TASK TO COMPLETE:
Select, from the material below, each line with "green" in it.
- Opening Delimiter -
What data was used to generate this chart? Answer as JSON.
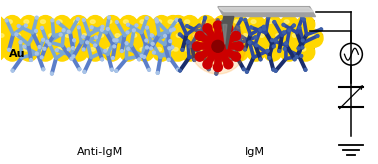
{
  "bg_color": "#ffffff",
  "au_color": "#FFD700",
  "au_shadow": "#B8860B",
  "au_highlight": "#FFF176",
  "antibody_light_color1": "#5B7EC9",
  "antibody_light_color2": "#7BA7D4",
  "antibody_light_color3": "#A8C4E8",
  "antibody_dark_color1": "#1A2D6B",
  "antibody_dark_color2": "#2E4A9E",
  "antibody_dark_color3": "#3D5FA8",
  "igm_color": "#CC0000",
  "igm_glow1": "#FF8C00",
  "igm_glow2": "#FFAA44",
  "probe_top_color": "#A0A0A0",
  "probe_top_highlight": "#D8D8D8",
  "probe_tip_color": "#555555",
  "probe_tip_highlight": "#888888",
  "text_anti_igm": "Anti-IgM",
  "text_igm": "IgM",
  "text_au": "Au"
}
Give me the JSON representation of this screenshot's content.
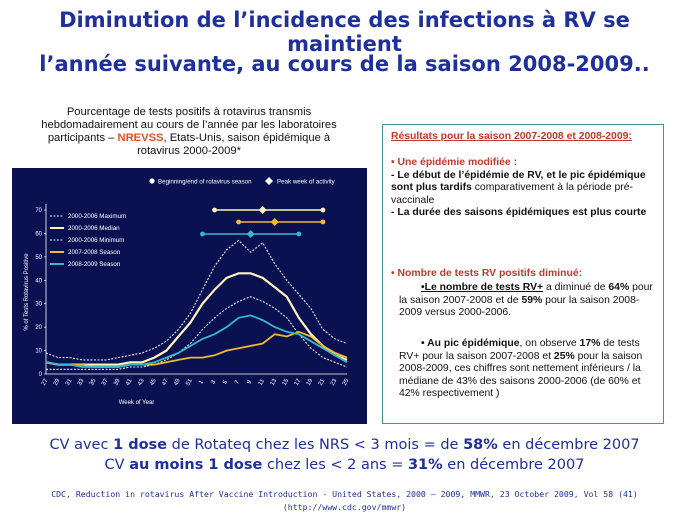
{
  "title": {
    "line1": "Diminution de l’incidence des infections à RV se maintient",
    "line2": "l’année suivante, au cours de la saison 2008-2009.."
  },
  "caption": {
    "part1": "Pourcentage de tests positifs à rotavirus transmis hebdomadairement au cours de l’année par les laboratoires participants – ",
    "highlight": "NREVSS",
    "part2": ", Etats-Unis, saison épidémique à rotavirus 2000-2009*"
  },
  "panel": {
    "header": "Résultats pour la saison 2007-2008 et 2008-2009:",
    "s1_title": "• Une épidémie modifiée :",
    "s1_a_bold": "- Le début de l’épidémie de RV, et le pic épidémique sont plus tardifs",
    "s1_a_rest": " comparativement à la période pré-vaccinale",
    "s1_b_bold": "- La durée des saisons épidémiques est plus courte",
    "s2_title": "• Nombre de tests RV positifs diminué:",
    "b1_u": "•Le nombre de tests RV+",
    "b1_r1": " a diminué de ",
    "b1_v1": "64%",
    "b1_r2": " pour la saison 2007-2008 et de ",
    "b1_v2": "59%",
    "b1_r3": " pour la saison 2008-2009 versus 2000-2006.",
    "b2_b": "• Au pic épidémique",
    "b2_r1": ", on observe ",
    "b2_v1": "17%",
    "b2_r2": " de tests RV+ pour la saison 2007-2008 et ",
    "b2_v2": "25%",
    "b2_r3": " pour la saison 2008-2009, ces chiffres sont nettement inférieurs / la médiane de 43% des saisons 2000-2006 (de 60% et 42% respectivement )"
  },
  "cv": {
    "l1_a": "CV avec ",
    "l1_b": "1 dose",
    "l1_c": " de Rotateq chez les NRS < 3 mois = de ",
    "l1_d": "58%",
    "l1_e": " en décembre 2007",
    "l2_a": "CV ",
    "l2_b": "au moins 1 dose",
    "l2_c": " chez les < 2 ans = ",
    "l2_d": "31%",
    "l2_e": " en décembre 2007"
  },
  "reference": {
    "line1": "CDC, Reduction in rotavirus After Vaccine Introduction - United States, 2000 – 2009, MMWR, 23 October 2009, Vol 58 (41)",
    "line2": "(http://www.cdc.gov/mmwr)"
  },
  "chart_data": {
    "type": "line",
    "xlabel": "Week of Year",
    "ylabel": "% of Tests Rotavirus Positive",
    "ylim": [
      0,
      70
    ],
    "yticks": [
      "0",
      "10",
      "20",
      "30",
      "40",
      "50",
      "60",
      "70"
    ],
    "x": [
      "27",
      "29",
      "31",
      "33",
      "35",
      "37",
      "39",
      "41",
      "43",
      "45",
      "47",
      "49",
      "51",
      "1",
      "3",
      "5",
      "7",
      "9",
      "11",
      "13",
      "15",
      "17",
      "19",
      "21",
      "23",
      "25"
    ],
    "legend_top": [
      "Beginning/end of rotavirus season",
      "Peak week of activity"
    ],
    "season_bars": [
      {
        "series": "2000-2006 Median",
        "start": "3",
        "end": "21",
        "peak": "11",
        "color": "#fff4c0"
      },
      {
        "series": "2007-2008 Season",
        "start": "7",
        "end": "21",
        "peak": "13",
        "color": "#f5b82e"
      },
      {
        "series": "2008-2009 Season",
        "start": "1",
        "end": "17",
        "peak": "9",
        "color": "#36b8cc"
      }
    ],
    "series": [
      {
        "name": "2000-2006 Maximum",
        "color": "#e8e8e8",
        "values": [
          9,
          7,
          7,
          6,
          6,
          6,
          7,
          8,
          9,
          11,
          14,
          19,
          26,
          36,
          46,
          53,
          57,
          52,
          56,
          47,
          40,
          34,
          28,
          19,
          15,
          13
        ]
      },
      {
        "name": "2000-2006 Median",
        "color": "#fff4c0",
        "values": [
          5,
          4,
          4,
          4,
          4,
          4,
          4,
          5,
          5,
          7,
          10,
          16,
          22,
          30,
          36,
          41,
          43,
          43,
          41,
          37,
          33,
          24,
          17,
          12,
          8,
          6
        ]
      },
      {
        "name": "2000-2006 Minimum",
        "color": "#e8e8e8",
        "values": [
          2,
          2,
          2,
          2,
          2,
          2,
          2,
          3,
          3,
          4,
          6,
          9,
          13,
          19,
          24,
          28,
          31,
          33,
          31,
          28,
          24,
          17,
          11,
          7,
          5,
          3
        ]
      },
      {
        "name": "2007-2008 Season",
        "color": "#f5b82e",
        "values": [
          5,
          4,
          4,
          4,
          3,
          3,
          3,
          4,
          4,
          4,
          5,
          6,
          7,
          7,
          8,
          10,
          11,
          12,
          13,
          17,
          16,
          18,
          16,
          12,
          9,
          7
        ]
      },
      {
        "name": "2008-2009 Season",
        "color": "#36b8cc",
        "values": [
          5,
          4,
          4,
          3,
          3,
          3,
          3,
          4,
          4,
          5,
          7,
          9,
          12,
          15,
          17,
          20,
          24,
          25,
          23,
          20,
          18,
          17,
          14,
          11,
          8,
          5
        ]
      }
    ]
  }
}
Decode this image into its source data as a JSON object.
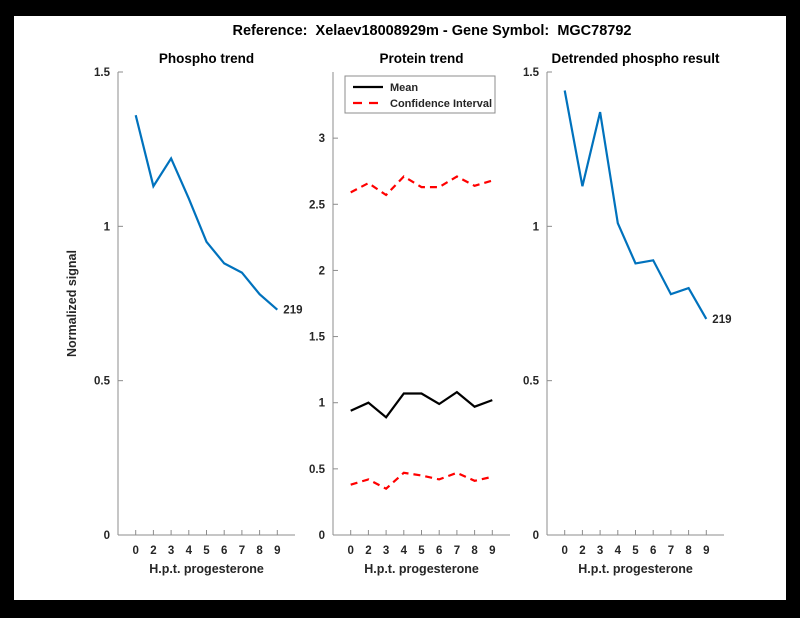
{
  "figure": {
    "title": "Reference:  Xelaev18008929m - Gene Symbol:  MGC78792",
    "frame_color": "#000000",
    "canvas_color": "#ffffff"
  },
  "colors": {
    "axis": "#8c8c8c",
    "tick_text": "#262626",
    "title_text": "#000000",
    "blue": "#0072BD",
    "red": "#FF0000",
    "black": "#000000"
  },
  "chart_data": [
    {
      "type": "line",
      "title": "Phospho trend",
      "xlabel": "H.p.t. progesterone",
      "ylabel": "Normalized signal",
      "x_tick_labels": [
        "0",
        "2",
        "3",
        "4",
        "5",
        "6",
        "7",
        "8",
        "9"
      ],
      "ylim": [
        0,
        1.5
      ],
      "yticks": [
        0,
        0.5,
        1,
        1.5
      ],
      "ytick_labels": [
        "0",
        "0.5",
        "1",
        "1.5"
      ],
      "grid": false,
      "legend": null,
      "end_label": "219",
      "series": [
        {
          "name": "phospho-signal",
          "color": "#0072BD",
          "style": "solid",
          "values": [
            1.36,
            1.13,
            1.22,
            1.09,
            0.95,
            0.88,
            0.85,
            0.78,
            0.73
          ]
        }
      ]
    },
    {
      "type": "line",
      "title": "Protein trend",
      "xlabel": "H.p.t. progesterone",
      "ylabel": null,
      "x_tick_labels": [
        "0",
        "2",
        "3",
        "4",
        "5",
        "6",
        "7",
        "8",
        "9"
      ],
      "ylim": [
        0,
        3.5
      ],
      "yticks": [
        0,
        0.5,
        1,
        1.5,
        2,
        2.5,
        3
      ],
      "ytick_labels": [
        "0",
        "0.5",
        "1",
        "1.5",
        "2",
        "2.5",
        "3"
      ],
      "grid": false,
      "legend": {
        "position": "top-left",
        "entries": [
          {
            "label": "Mean",
            "color": "#000000",
            "style": "solid"
          },
          {
            "label": "Confidence Interval",
            "color": "#FF0000",
            "style": "dashed"
          }
        ]
      },
      "end_label": null,
      "series": [
        {
          "name": "mean",
          "color": "#000000",
          "style": "solid",
          "values": [
            0.94,
            1.0,
            0.89,
            1.07,
            1.07,
            0.99,
            1.08,
            0.97,
            1.02
          ]
        },
        {
          "name": "confidence-interval-upper",
          "color": "#FF0000",
          "style": "dashed",
          "values": [
            2.59,
            2.66,
            2.57,
            2.71,
            2.63,
            2.63,
            2.71,
            2.64,
            2.68
          ]
        },
        {
          "name": "confidence-interval-lower",
          "color": "#FF0000",
          "style": "dashed",
          "values": [
            0.38,
            0.42,
            0.35,
            0.47,
            0.45,
            0.42,
            0.47,
            0.41,
            0.44
          ]
        }
      ]
    },
    {
      "type": "line",
      "title": "Detrended phospho result",
      "xlabel": "H.p.t. progesterone",
      "ylabel": null,
      "x_tick_labels": [
        "0",
        "2",
        "3",
        "4",
        "5",
        "6",
        "7",
        "8",
        "9"
      ],
      "ylim": [
        0,
        1.5
      ],
      "yticks": [
        0,
        0.5,
        1,
        1.5
      ],
      "ytick_labels": [
        "0",
        "0.5",
        "1",
        "1.5"
      ],
      "grid": false,
      "legend": null,
      "end_label": "219",
      "series": [
        {
          "name": "detrended-phospho-signal",
          "color": "#0072BD",
          "style": "solid",
          "values": [
            1.44,
            1.13,
            1.37,
            1.01,
            0.88,
            0.89,
            0.78,
            0.8,
            0.7
          ]
        }
      ]
    }
  ]
}
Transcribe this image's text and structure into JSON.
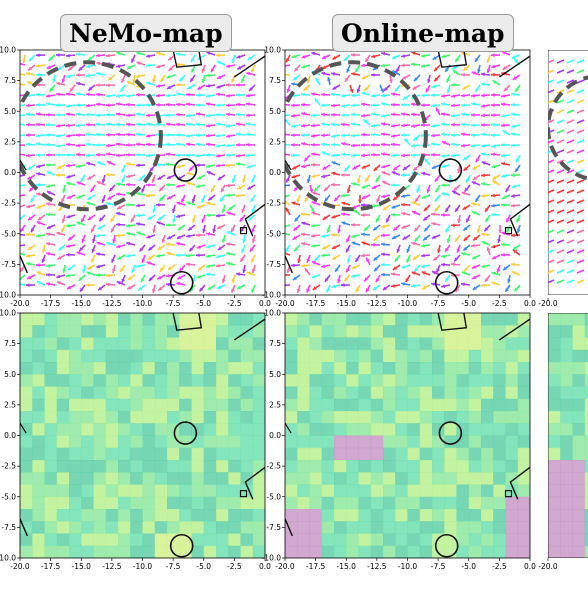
{
  "chart_data": [
    {
      "type": "quiver",
      "title": "NeMo-map",
      "xlabel": "",
      "ylabel": "",
      "xlim": [
        -20.0,
        0.0
      ],
      "ylim": [
        -10.0,
        10.0
      ],
      "xticks": [
        "-20.0",
        "-17.5",
        "-15.0",
        "-12.5",
        "-10.0",
        "-7.5",
        "-5.0",
        "-2.5",
        "0.0"
      ],
      "yticks": [
        "10.0",
        "7.5",
        "5.0",
        "2.5",
        "0.0",
        "-2.5",
        "-5.0",
        "-7.5",
        "-10.0"
      ],
      "highlight_circle": {
        "x": -14.5,
        "y": 3.0,
        "r": 6.0
      },
      "dominant_direction": "west in upper region, south-west elsewhere"
    },
    {
      "type": "quiver",
      "title": "Online-map",
      "xlabel": "",
      "ylabel": "",
      "xlim": [
        -20.0,
        0.0
      ],
      "ylim": [
        -10.0,
        10.0
      ],
      "xticks": [
        "-20.0",
        "-17.5",
        "-15.0",
        "-12.5",
        "-10.0",
        "-7.5",
        "-5.0",
        "-2.5",
        "0.0"
      ],
      "yticks": [
        "10.0",
        "7.5",
        "5.0",
        "2.5",
        "0.0",
        "-2.5",
        "-5.0",
        "-7.5",
        "-10.0"
      ],
      "highlight_circle": {
        "x": -14.5,
        "y": 3.0,
        "r": 6.0
      },
      "dominant_direction": "mixed, west in upper region"
    },
    {
      "type": "heatmap",
      "xlim": [
        -20.0,
        0.0
      ],
      "ylim": [
        -10.0,
        10.0
      ],
      "xticks": [
        "-20.0",
        "-17.5",
        "-15.0",
        "-12.5",
        "-10.0",
        "-7.5",
        "-5.0",
        "-2.5",
        "0.0"
      ],
      "yticks": [
        "10.0",
        "7.5",
        "5.0",
        "2.5",
        "0.0",
        "-2.5",
        "-5.0",
        "-7.5",
        "-10.0"
      ],
      "colormap": "viridis-light",
      "notes": "mostly teal/green cells, light yellow patches"
    },
    {
      "type": "heatmap",
      "xlim": [
        -20.0,
        0.0
      ],
      "ylim": [
        -10.0,
        10.0
      ],
      "xticks": [
        "-20.0",
        "-17.5",
        "-15.0",
        "-12.5",
        "-10.0",
        "-7.5",
        "-5.0",
        "-2.5",
        "0.0"
      ],
      "yticks": [
        "10.0",
        "7.5",
        "5.0",
        "2.5",
        "0.0",
        "-2.5",
        "-5.0",
        "-7.5",
        "-10.0"
      ],
      "colormap": "viridis-light",
      "notes": "teal/green cells with purple patches in lower left and right"
    }
  ],
  "colors": {
    "arrow_palette": [
      "#ff33ff",
      "#33ffff",
      "#ff66aa",
      "#aa33ff",
      "#33ff66",
      "#ffcc33",
      "#3388ff",
      "#ff3333"
    ],
    "heat_palette": [
      "#6ee0b0",
      "#8ee8a0",
      "#b8f090",
      "#5fd0a8",
      "#7ad8c0",
      "#c899c8",
      "#d2f08c"
    ],
    "obstacle": "#111111",
    "highlight_circle": "#555555"
  }
}
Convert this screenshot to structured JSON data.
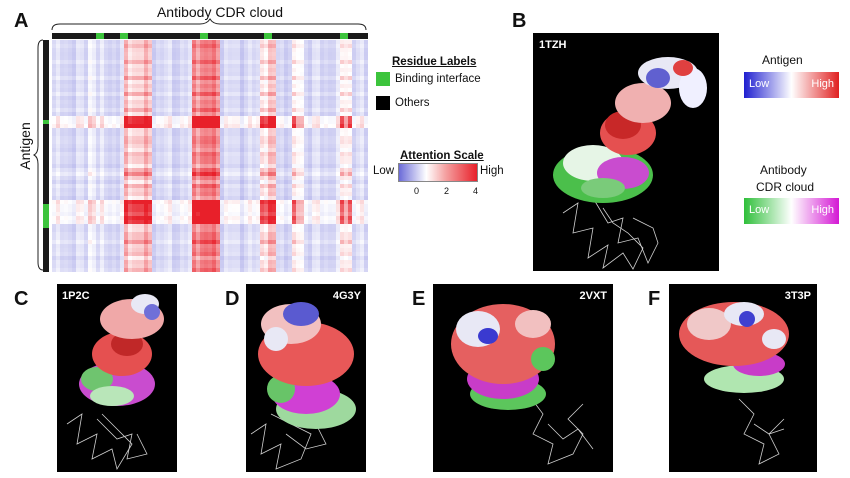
{
  "panels": {
    "a": {
      "letter": "A",
      "top_label": "Antibody CDR cloud",
      "side_label": "Antigen"
    },
    "b": {
      "letter": "B",
      "pdb": "1TZH"
    },
    "c": {
      "letter": "C",
      "pdb": "1P2C"
    },
    "d": {
      "letter": "D",
      "pdb": "4G3Y"
    },
    "e": {
      "letter": "E",
      "pdb": "2VXT"
    },
    "f": {
      "letter": "F",
      "pdb": "3T3P"
    }
  },
  "residue_legend": {
    "title": "Residue Labels",
    "items": [
      {
        "label": "Binding interface",
        "color": "#3cc43c"
      },
      {
        "label": "Others",
        "color": "#000000"
      }
    ]
  },
  "attention_scale": {
    "title": "Attention Scale",
    "low": "Low",
    "high": "High",
    "ticks": [
      "0",
      "2",
      "4"
    ],
    "colors": [
      "#6b6bd8",
      "#ffffff",
      "#e8202a"
    ]
  },
  "antigen_scale": {
    "title": "Antigen",
    "low": "Low",
    "high": "High",
    "colors": [
      "#1f1fd0",
      "#ffffff",
      "#e02020"
    ]
  },
  "antibody_scale": {
    "title_line1": "Antibody",
    "title_line2": "CDR cloud",
    "low": "Low",
    "high": "High",
    "colors": [
      "#2fbf3a",
      "#ffffff",
      "#d418d4"
    ]
  },
  "colors": {
    "binding": "#3cc43c",
    "heat_high": "#e8202a",
    "heat_low": "#6b6bd8"
  }
}
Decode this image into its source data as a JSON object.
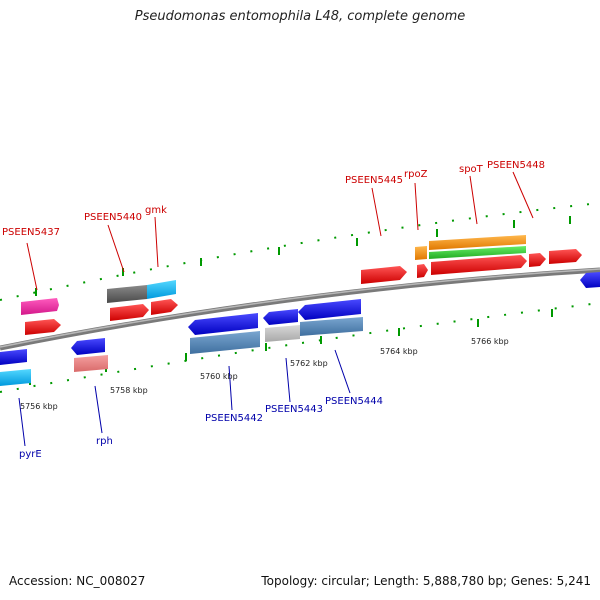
{
  "title": "Pseudomonas entomophila L48, complete genome",
  "footer": {
    "accession": "Accession: NC_008027",
    "topology": "Topology: circular; Length: 5,888,780 bp; Genes: 5,241"
  },
  "colors": {
    "forward_label": "#cc0000",
    "reverse_label": "#0000aa",
    "backbone": "#888888"
  },
  "kbp_ticks": [
    "5756 kbp",
    "5758 kbp",
    "5760 kbp",
    "5762 kbp",
    "5764 kbp",
    "5766 kbp"
  ],
  "gene_labels_top": [
    "PSEEN5437",
    "PSEEN5440",
    "gmk",
    "PSEEN5445",
    "rpoZ",
    "spoT",
    "PSEEN5448"
  ],
  "gene_labels_bottom": [
    "pyrE",
    "rph",
    "PSEEN5442",
    "PSEEN5443",
    "PSEEN5444"
  ]
}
- Closing Delimiter -
THE ANSWER:
      "notes": "mostly teal/green cells, light yellow patches"
      "notes": "teal/green cells with purple patches in lower left and right"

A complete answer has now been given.